-- Start of Data section --

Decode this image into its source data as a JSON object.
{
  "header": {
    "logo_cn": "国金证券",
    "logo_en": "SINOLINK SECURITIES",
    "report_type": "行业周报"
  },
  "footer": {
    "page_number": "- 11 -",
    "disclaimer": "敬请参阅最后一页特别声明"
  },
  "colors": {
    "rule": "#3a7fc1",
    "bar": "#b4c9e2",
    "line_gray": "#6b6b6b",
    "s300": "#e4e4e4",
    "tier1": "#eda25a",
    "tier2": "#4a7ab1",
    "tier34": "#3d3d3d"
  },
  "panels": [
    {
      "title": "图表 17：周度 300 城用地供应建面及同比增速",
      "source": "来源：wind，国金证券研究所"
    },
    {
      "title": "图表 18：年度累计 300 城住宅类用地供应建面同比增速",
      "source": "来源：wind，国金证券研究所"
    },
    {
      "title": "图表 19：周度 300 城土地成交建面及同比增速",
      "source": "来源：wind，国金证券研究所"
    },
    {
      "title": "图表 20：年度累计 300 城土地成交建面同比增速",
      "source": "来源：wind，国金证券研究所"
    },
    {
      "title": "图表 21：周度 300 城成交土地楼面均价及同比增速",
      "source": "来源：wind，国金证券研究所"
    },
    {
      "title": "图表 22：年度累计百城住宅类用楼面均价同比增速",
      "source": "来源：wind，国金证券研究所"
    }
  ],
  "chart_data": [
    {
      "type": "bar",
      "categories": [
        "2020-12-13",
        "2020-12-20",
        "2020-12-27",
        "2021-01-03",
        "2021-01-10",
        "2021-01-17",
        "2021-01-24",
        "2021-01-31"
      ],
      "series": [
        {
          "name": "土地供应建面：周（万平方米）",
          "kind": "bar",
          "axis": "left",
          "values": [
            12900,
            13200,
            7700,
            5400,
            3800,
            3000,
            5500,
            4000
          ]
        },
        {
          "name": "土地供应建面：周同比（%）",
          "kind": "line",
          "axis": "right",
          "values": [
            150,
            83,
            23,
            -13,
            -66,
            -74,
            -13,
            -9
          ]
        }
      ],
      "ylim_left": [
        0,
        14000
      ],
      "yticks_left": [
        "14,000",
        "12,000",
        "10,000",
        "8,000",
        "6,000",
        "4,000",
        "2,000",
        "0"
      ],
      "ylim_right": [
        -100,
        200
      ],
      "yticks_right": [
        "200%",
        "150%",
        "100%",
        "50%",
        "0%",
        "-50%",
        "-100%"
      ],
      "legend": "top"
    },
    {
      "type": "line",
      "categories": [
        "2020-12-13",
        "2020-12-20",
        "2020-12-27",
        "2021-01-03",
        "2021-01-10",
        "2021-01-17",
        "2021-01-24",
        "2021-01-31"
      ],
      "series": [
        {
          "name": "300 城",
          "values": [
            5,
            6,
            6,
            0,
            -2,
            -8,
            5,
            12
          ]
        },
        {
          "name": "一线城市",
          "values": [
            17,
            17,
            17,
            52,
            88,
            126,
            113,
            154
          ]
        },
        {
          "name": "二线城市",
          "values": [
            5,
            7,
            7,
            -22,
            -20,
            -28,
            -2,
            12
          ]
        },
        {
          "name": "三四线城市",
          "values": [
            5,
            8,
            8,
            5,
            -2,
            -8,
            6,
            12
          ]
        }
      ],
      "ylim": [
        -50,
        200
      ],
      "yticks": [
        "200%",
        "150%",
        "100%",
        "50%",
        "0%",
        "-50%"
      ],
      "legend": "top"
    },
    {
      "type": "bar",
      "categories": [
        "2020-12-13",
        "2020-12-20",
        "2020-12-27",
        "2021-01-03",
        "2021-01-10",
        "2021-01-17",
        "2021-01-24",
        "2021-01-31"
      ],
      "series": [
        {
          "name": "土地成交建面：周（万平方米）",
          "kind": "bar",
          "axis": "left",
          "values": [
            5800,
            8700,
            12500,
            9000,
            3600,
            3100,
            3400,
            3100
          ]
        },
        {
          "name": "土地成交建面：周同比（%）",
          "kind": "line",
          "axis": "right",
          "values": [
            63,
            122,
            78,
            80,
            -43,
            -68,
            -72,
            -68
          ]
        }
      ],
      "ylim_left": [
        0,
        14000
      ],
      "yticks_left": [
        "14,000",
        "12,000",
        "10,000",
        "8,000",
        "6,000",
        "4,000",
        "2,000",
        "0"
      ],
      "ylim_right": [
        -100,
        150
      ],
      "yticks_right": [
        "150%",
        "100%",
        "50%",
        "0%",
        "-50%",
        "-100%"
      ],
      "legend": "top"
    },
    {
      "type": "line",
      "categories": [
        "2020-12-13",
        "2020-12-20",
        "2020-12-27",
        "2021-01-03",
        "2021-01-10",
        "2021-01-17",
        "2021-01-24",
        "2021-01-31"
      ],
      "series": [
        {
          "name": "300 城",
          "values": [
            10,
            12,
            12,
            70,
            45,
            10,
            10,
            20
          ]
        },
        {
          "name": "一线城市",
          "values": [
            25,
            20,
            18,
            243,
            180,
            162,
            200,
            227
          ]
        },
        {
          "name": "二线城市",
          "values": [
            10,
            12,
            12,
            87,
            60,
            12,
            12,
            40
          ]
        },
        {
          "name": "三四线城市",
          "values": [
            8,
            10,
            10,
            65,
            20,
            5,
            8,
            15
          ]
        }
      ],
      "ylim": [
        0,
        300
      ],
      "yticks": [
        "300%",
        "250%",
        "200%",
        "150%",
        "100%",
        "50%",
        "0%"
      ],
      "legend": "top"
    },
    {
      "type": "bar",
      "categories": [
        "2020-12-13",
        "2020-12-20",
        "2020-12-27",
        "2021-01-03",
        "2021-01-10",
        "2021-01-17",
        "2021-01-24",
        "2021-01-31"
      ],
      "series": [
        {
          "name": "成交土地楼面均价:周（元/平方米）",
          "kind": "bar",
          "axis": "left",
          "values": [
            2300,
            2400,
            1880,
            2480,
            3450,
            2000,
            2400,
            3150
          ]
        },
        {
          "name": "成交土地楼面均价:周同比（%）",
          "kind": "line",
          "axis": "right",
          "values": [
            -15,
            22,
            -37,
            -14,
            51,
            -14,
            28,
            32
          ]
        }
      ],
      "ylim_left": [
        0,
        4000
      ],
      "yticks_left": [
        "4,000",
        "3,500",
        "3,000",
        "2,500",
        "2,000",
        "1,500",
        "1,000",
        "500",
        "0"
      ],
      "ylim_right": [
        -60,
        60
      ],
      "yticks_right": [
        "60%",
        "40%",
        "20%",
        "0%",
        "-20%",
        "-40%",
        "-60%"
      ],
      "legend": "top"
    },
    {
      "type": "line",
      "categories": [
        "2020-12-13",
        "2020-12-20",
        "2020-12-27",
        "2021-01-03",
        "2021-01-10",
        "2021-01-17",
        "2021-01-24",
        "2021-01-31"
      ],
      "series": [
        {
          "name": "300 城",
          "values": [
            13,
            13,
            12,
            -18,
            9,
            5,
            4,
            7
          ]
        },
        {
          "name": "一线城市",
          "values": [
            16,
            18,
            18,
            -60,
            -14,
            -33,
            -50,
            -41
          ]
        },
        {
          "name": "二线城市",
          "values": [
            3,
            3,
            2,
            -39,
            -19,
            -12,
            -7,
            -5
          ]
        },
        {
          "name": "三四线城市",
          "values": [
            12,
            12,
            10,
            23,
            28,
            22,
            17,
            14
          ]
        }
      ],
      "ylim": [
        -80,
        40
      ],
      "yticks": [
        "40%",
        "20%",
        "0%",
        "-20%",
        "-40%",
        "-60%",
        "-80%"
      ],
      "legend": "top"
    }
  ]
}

-- End of Data section --

Direction: Extract each entry in full, exactly as given.

Exercise solution:
Decode this image into its source data as a JSON object.
{
  "header": {
    "logo_cn": "国金证券",
    "logo_en": "SINOLINK SECURITIES",
    "report_type": "行业周报"
  },
  "footer": {
    "page_number": "- 11 -",
    "disclaimer": "敬请参阅最后一页特别声明"
  },
  "colors": {
    "rule": "#3a7fc1",
    "bar": "#b4c9e2",
    "line_gray": "#6b6b6b",
    "s300": "#e4e4e4",
    "tier1": "#eda25a",
    "tier2": "#4a7ab1",
    "tier34": "#3d3d3d"
  },
  "panels": [
    {
      "title": "图表 17：周度 300 城用地供应建面及同比增速",
      "source": "来源：wind，国金证券研究所"
    },
    {
      "title": "图表 18：年度累计 300 城住宅类用地供应建面同比增速",
      "source": "来源：wind，国金证券研究所"
    },
    {
      "title": "图表 19：周度 300 城土地成交建面及同比增速",
      "source": "来源：wind，国金证券研究所"
    },
    {
      "title": "图表 20：年度累计 300 城土地成交建面同比增速",
      "source": "来源：wind，国金证券研究所"
    },
    {
      "title": "图表 21：周度 300 城成交土地楼面均价及同比增速",
      "source": "来源：wind，国金证券研究所"
    },
    {
      "title": "图表 22：年度累计百城住宅类用楼面均价同比增速",
      "source": "来源：wind，国金证券研究所"
    }
  ],
  "chart_data": [
    {
      "type": "bar",
      "categories": [
        "2020-12-13",
        "2020-12-20",
        "2020-12-27",
        "2021-01-03",
        "2021-01-10",
        "2021-01-17",
        "2021-01-24",
        "2021-01-31"
      ],
      "series": [
        {
          "name": "土地供应建面：周（万平方米）",
          "kind": "bar",
          "axis": "left",
          "values": [
            12900,
            13200,
            7700,
            5400,
            3800,
            3000,
            5500,
            4000
          ]
        },
        {
          "name": "土地供应建面：周同比（%）",
          "kind": "line",
          "axis": "right",
          "values": [
            150,
            83,
            23,
            -13,
            -66,
            -74,
            -13,
            -9
          ]
        }
      ],
      "ylim_left": [
        0,
        14000
      ],
      "yticks_left": [
        "14,000",
        "12,000",
        "10,000",
        "8,000",
        "6,000",
        "4,000",
        "2,000",
        "0"
      ],
      "ylim_right": [
        -100,
        200
      ],
      "yticks_right": [
        "200%",
        "150%",
        "100%",
        "50%",
        "0%",
        "-50%",
        "-100%"
      ],
      "legend": "top"
    },
    {
      "type": "line",
      "categories": [
        "2020-12-13",
        "2020-12-20",
        "2020-12-27",
        "2021-01-03",
        "2021-01-10",
        "2021-01-17",
        "2021-01-24",
        "2021-01-31"
      ],
      "series": [
        {
          "name": "300 城",
          "values": [
            5,
            6,
            6,
            0,
            -2,
            -8,
            5,
            12
          ]
        },
        {
          "name": "一线城市",
          "values": [
            17,
            17,
            17,
            52,
            88,
            126,
            113,
            154
          ]
        },
        {
          "name": "二线城市",
          "values": [
            5,
            7,
            7,
            -22,
            -20,
            -28,
            -2,
            12
          ]
        },
        {
          "name": "三四线城市",
          "values": [
            5,
            8,
            8,
            5,
            -2,
            -8,
            6,
            12
          ]
        }
      ],
      "ylim": [
        -50,
        200
      ],
      "yticks": [
        "200%",
        "150%",
        "100%",
        "50%",
        "0%",
        "-50%"
      ],
      "legend": "top"
    },
    {
      "type": "bar",
      "categories": [
        "2020-12-13",
        "2020-12-20",
        "2020-12-27",
        "2021-01-03",
        "2021-01-10",
        "2021-01-17",
        "2021-01-24",
        "2021-01-31"
      ],
      "series": [
        {
          "name": "土地成交建面：周（万平方米）",
          "kind": "bar",
          "axis": "left",
          "values": [
            5800,
            8700,
            12500,
            9000,
            3600,
            3100,
            3400,
            3100
          ]
        },
        {
          "name": "土地成交建面：周同比（%）",
          "kind": "line",
          "axis": "right",
          "values": [
            63,
            122,
            78,
            80,
            -43,
            -68,
            -72,
            -68
          ]
        }
      ],
      "ylim_left": [
        0,
        14000
      ],
      "yticks_left": [
        "14,000",
        "12,000",
        "10,000",
        "8,000",
        "6,000",
        "4,000",
        "2,000",
        "0"
      ],
      "ylim_right": [
        -100,
        150
      ],
      "yticks_right": [
        "150%",
        "100%",
        "50%",
        "0%",
        "-50%",
        "-100%"
      ],
      "legend": "top"
    },
    {
      "type": "line",
      "categories": [
        "2020-12-13",
        "2020-12-20",
        "2020-12-27",
        "2021-01-03",
        "2021-01-10",
        "2021-01-17",
        "2021-01-24",
        "2021-01-31"
      ],
      "series": [
        {
          "name": "300 城",
          "values": [
            10,
            12,
            12,
            70,
            45,
            10,
            10,
            20
          ]
        },
        {
          "name": "一线城市",
          "values": [
            25,
            20,
            18,
            243,
            180,
            162,
            200,
            227
          ]
        },
        {
          "name": "二线城市",
          "values": [
            10,
            12,
            12,
            87,
            60,
            12,
            12,
            40
          ]
        },
        {
          "name": "三四线城市",
          "values": [
            8,
            10,
            10,
            65,
            20,
            5,
            8,
            15
          ]
        }
      ],
      "ylim": [
        0,
        300
      ],
      "yticks": [
        "300%",
        "250%",
        "200%",
        "150%",
        "100%",
        "50%",
        "0%"
      ],
      "legend": "top"
    },
    {
      "type": "bar",
      "categories": [
        "2020-12-13",
        "2020-12-20",
        "2020-12-27",
        "2021-01-03",
        "2021-01-10",
        "2021-01-17",
        "2021-01-24",
        "2021-01-31"
      ],
      "series": [
        {
          "name": "成交土地楼面均价:周（元/平方米）",
          "kind": "bar",
          "axis": "left",
          "values": [
            2300,
            2400,
            1880,
            2480,
            3450,
            2000,
            2400,
            3150
          ]
        },
        {
          "name": "成交土地楼面均价:周同比（%）",
          "kind": "line",
          "axis": "right",
          "values": [
            -15,
            22,
            -37,
            -14,
            51,
            -14,
            28,
            32
          ]
        }
      ],
      "ylim_left": [
        0,
        4000
      ],
      "yticks_left": [
        "4,000",
        "3,500",
        "3,000",
        "2,500",
        "2,000",
        "1,500",
        "1,000",
        "500",
        "0"
      ],
      "ylim_right": [
        -60,
        60
      ],
      "yticks_right": [
        "60%",
        "40%",
        "20%",
        "0%",
        "-20%",
        "-40%",
        "-60%"
      ],
      "legend": "top"
    },
    {
      "type": "line",
      "categories": [
        "2020-12-13",
        "2020-12-20",
        "2020-12-27",
        "2021-01-03",
        "2021-01-10",
        "2021-01-17",
        "2021-01-24",
        "2021-01-31"
      ],
      "series": [
        {
          "name": "300 城",
          "values": [
            13,
            13,
            12,
            -18,
            9,
            5,
            4,
            7
          ]
        },
        {
          "name": "一线城市",
          "values": [
            16,
            18,
            18,
            -60,
            -14,
            -33,
            -50,
            -41
          ]
        },
        {
          "name": "二线城市",
          "values": [
            3,
            3,
            2,
            -39,
            -19,
            -12,
            -7,
            -5
          ]
        },
        {
          "name": "三四线城市",
          "values": [
            12,
            12,
            10,
            23,
            28,
            22,
            17,
            14
          ]
        }
      ],
      "ylim": [
        -80,
        40
      ],
      "yticks": [
        "40%",
        "20%",
        "0%",
        "-20%",
        "-40%",
        "-60%",
        "-80%"
      ],
      "legend": "top"
    }
  ]
}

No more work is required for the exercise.